● Job: Which lines hold the word "được"? Copy each of them from the material.

[START OF Available data]

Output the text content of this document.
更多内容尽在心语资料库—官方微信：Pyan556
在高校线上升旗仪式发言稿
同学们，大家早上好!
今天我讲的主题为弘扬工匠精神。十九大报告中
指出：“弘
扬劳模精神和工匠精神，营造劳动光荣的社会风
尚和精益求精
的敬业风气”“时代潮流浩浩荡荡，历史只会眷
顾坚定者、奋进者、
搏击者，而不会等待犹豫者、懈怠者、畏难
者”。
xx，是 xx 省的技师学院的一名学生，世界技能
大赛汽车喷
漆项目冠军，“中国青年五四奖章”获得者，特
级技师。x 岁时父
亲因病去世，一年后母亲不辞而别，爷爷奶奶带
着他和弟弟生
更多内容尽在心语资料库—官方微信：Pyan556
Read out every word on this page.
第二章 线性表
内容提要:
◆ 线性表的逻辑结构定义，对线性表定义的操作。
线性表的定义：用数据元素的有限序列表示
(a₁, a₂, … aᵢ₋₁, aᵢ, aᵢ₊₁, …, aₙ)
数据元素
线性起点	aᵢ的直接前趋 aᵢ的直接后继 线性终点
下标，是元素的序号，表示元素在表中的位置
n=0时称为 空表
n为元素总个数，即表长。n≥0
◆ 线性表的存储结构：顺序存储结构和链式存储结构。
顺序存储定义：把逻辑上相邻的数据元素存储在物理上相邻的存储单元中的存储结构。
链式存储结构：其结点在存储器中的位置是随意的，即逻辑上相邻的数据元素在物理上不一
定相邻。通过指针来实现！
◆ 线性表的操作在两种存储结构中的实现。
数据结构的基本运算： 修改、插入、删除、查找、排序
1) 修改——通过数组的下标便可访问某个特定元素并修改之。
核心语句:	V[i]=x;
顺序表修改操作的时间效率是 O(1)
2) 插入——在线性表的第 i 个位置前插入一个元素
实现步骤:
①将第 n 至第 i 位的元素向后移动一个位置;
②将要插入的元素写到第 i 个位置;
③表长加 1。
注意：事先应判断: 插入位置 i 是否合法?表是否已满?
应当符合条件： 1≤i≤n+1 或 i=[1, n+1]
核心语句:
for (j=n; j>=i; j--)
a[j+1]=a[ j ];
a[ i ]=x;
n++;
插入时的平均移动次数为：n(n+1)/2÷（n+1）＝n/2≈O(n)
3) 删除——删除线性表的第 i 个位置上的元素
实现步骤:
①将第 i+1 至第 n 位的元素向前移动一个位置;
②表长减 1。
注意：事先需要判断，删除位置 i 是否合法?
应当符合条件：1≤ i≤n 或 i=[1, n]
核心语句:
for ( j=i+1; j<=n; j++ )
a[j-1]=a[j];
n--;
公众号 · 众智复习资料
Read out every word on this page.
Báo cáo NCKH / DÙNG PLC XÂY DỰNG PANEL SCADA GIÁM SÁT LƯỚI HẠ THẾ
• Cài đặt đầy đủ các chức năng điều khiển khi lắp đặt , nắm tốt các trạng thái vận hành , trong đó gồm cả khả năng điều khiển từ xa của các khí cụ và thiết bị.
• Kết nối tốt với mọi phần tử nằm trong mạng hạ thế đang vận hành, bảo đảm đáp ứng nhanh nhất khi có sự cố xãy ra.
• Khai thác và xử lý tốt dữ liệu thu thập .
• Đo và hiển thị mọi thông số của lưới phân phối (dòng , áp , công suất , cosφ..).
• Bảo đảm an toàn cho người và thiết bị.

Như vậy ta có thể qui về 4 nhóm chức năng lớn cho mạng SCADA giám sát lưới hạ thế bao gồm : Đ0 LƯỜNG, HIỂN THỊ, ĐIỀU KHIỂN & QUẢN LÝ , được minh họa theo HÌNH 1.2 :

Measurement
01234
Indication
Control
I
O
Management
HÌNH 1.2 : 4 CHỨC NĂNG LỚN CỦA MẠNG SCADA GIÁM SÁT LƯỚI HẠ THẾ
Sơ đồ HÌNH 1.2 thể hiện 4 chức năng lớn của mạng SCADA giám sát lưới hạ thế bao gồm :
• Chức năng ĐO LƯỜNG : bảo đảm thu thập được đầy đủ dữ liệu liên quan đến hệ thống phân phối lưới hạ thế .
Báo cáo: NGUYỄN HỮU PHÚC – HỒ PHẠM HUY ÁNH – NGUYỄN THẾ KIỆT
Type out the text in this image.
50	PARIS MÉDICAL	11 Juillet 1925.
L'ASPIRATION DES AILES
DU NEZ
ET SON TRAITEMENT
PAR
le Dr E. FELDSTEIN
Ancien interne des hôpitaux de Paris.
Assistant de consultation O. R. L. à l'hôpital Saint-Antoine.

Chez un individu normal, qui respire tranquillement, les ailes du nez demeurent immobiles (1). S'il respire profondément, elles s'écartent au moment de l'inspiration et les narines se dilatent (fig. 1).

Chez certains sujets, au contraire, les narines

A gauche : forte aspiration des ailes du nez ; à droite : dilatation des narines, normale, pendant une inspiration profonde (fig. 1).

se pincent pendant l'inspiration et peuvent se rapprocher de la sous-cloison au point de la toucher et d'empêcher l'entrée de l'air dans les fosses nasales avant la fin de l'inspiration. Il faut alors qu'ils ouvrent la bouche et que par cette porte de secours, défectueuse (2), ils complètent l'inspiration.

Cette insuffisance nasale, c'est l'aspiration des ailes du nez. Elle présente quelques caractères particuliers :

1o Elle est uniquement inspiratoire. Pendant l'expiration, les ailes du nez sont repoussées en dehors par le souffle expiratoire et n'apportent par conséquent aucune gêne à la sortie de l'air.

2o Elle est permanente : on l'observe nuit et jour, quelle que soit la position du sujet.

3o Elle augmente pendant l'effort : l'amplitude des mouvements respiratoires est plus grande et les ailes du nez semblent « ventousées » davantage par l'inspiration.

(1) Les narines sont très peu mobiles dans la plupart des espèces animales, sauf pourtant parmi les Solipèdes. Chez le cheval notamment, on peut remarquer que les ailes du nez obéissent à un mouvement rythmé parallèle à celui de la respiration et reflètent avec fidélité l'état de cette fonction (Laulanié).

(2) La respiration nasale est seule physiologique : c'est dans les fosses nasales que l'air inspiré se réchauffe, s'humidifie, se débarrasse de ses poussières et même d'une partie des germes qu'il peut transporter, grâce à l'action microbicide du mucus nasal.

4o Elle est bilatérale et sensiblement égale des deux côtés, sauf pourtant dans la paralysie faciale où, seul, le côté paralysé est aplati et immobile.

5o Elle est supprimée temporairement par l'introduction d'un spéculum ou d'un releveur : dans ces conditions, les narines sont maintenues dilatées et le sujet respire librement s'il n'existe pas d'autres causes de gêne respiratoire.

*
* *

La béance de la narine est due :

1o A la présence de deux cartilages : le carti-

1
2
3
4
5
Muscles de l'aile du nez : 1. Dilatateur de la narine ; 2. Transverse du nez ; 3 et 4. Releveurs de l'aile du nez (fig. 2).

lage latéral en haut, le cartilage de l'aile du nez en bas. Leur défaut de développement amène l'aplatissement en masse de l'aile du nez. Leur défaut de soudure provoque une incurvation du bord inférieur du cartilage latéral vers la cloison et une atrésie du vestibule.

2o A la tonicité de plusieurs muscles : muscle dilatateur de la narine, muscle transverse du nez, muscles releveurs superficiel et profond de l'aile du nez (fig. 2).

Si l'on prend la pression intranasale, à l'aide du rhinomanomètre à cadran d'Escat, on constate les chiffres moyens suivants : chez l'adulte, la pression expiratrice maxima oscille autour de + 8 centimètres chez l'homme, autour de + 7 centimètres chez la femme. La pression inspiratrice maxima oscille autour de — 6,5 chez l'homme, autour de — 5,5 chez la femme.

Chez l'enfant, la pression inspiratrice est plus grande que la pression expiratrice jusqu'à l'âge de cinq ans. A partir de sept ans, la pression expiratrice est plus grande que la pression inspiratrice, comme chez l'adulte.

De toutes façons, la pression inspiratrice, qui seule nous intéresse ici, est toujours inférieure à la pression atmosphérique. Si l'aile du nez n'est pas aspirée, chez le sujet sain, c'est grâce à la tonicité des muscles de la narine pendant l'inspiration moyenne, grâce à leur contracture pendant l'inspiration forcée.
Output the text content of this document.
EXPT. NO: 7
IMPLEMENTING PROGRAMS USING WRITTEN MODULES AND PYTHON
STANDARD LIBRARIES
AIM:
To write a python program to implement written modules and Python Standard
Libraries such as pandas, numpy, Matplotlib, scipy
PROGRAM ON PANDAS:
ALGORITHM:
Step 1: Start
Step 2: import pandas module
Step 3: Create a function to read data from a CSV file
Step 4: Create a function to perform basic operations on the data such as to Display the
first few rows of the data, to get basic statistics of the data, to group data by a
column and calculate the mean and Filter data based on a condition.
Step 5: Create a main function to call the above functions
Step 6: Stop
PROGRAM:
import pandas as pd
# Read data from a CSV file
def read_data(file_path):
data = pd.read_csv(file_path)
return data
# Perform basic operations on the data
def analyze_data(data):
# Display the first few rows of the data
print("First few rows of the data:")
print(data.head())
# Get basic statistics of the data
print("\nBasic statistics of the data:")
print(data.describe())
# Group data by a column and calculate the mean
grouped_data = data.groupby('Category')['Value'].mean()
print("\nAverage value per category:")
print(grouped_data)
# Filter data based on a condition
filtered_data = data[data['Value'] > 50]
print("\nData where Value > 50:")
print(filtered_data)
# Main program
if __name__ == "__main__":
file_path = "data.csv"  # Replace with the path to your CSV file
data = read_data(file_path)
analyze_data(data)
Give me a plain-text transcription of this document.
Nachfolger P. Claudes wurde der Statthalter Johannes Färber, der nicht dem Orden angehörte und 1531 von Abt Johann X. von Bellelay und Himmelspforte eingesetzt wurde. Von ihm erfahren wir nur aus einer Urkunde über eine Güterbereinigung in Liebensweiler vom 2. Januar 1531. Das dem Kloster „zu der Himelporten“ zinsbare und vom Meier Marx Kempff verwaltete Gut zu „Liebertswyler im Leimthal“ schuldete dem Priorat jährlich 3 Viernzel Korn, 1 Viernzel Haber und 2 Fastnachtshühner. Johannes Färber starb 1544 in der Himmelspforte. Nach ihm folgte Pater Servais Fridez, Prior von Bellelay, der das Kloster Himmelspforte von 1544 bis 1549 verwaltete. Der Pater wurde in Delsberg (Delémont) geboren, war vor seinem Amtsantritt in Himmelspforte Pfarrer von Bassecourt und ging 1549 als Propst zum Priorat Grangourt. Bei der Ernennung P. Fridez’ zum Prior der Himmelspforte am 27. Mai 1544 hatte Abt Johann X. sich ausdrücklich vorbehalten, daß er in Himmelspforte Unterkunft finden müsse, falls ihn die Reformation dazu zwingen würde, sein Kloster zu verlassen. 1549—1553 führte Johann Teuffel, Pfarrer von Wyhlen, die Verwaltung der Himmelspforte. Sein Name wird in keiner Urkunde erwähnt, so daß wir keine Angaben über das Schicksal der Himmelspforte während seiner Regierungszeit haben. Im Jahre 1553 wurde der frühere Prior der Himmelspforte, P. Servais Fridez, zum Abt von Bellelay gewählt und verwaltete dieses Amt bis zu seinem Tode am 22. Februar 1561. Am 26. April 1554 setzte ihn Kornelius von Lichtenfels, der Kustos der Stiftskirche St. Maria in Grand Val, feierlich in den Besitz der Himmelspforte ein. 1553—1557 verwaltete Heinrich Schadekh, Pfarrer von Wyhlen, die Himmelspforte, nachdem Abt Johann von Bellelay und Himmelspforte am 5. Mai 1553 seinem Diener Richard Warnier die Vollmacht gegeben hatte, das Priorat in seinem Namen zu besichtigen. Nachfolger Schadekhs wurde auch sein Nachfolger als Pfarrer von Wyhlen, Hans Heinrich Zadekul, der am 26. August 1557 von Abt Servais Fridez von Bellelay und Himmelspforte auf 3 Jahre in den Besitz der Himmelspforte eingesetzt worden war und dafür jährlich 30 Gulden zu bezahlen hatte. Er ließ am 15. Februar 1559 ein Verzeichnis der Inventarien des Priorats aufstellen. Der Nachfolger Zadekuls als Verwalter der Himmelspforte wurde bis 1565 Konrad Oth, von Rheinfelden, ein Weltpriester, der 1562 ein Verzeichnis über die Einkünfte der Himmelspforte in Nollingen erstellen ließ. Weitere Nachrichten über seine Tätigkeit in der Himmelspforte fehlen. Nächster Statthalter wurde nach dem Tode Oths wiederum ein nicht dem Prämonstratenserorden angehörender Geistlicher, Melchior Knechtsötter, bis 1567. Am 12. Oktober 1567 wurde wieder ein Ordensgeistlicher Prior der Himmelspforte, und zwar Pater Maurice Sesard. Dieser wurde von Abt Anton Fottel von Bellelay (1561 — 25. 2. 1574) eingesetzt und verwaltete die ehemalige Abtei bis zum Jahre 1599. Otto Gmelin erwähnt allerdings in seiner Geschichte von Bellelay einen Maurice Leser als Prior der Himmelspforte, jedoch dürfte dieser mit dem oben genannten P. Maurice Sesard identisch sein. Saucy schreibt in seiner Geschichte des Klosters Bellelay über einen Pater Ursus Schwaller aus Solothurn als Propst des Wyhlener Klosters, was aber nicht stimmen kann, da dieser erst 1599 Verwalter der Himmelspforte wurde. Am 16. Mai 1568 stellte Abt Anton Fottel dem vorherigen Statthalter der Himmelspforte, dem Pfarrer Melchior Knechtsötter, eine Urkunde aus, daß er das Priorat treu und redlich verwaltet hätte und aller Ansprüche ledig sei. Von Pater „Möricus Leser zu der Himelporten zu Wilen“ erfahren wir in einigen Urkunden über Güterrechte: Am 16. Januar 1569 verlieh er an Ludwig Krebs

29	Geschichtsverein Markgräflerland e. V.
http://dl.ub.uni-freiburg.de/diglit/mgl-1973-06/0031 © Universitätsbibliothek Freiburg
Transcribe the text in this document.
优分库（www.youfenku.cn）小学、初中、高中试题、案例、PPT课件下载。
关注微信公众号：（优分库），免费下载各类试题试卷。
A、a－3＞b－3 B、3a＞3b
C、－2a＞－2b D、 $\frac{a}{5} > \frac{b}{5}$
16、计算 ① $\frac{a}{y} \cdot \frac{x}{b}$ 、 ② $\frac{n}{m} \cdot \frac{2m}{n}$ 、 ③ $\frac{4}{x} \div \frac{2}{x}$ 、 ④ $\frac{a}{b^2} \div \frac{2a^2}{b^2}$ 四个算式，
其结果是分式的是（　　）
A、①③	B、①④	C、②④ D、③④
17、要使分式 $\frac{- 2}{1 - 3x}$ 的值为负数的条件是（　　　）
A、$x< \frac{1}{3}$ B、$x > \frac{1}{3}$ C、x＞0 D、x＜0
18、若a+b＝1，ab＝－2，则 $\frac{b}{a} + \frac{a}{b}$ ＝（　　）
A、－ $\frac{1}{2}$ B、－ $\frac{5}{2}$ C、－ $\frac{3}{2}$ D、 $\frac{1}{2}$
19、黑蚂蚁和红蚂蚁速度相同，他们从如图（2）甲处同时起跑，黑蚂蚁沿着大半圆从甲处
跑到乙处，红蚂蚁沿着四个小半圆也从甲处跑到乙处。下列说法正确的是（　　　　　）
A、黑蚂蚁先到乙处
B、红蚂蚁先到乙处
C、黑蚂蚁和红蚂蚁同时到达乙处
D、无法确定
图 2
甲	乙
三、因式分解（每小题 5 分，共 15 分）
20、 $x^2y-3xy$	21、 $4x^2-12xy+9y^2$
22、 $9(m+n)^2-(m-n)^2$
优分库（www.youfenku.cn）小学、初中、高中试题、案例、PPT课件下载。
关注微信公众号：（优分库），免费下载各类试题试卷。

[END OF Available data]

● Task output:
Như vậy ta có thể qui về 4 nhóm chức năng lớn cho mạng SCADA giám sát lưới hạ thế bao gồm : Đ0 LƯỜNG, HIỂN THỊ, ĐIỀU KHIỂN & QUẢN LÝ , được minh họa theo HÌNH 1.2 :
• Chức năng ĐO LƯỜNG : bảo đảm thu thập được đầy đủ dữ liệu liên quan đến hệ thống phân phối lưới hạ thế .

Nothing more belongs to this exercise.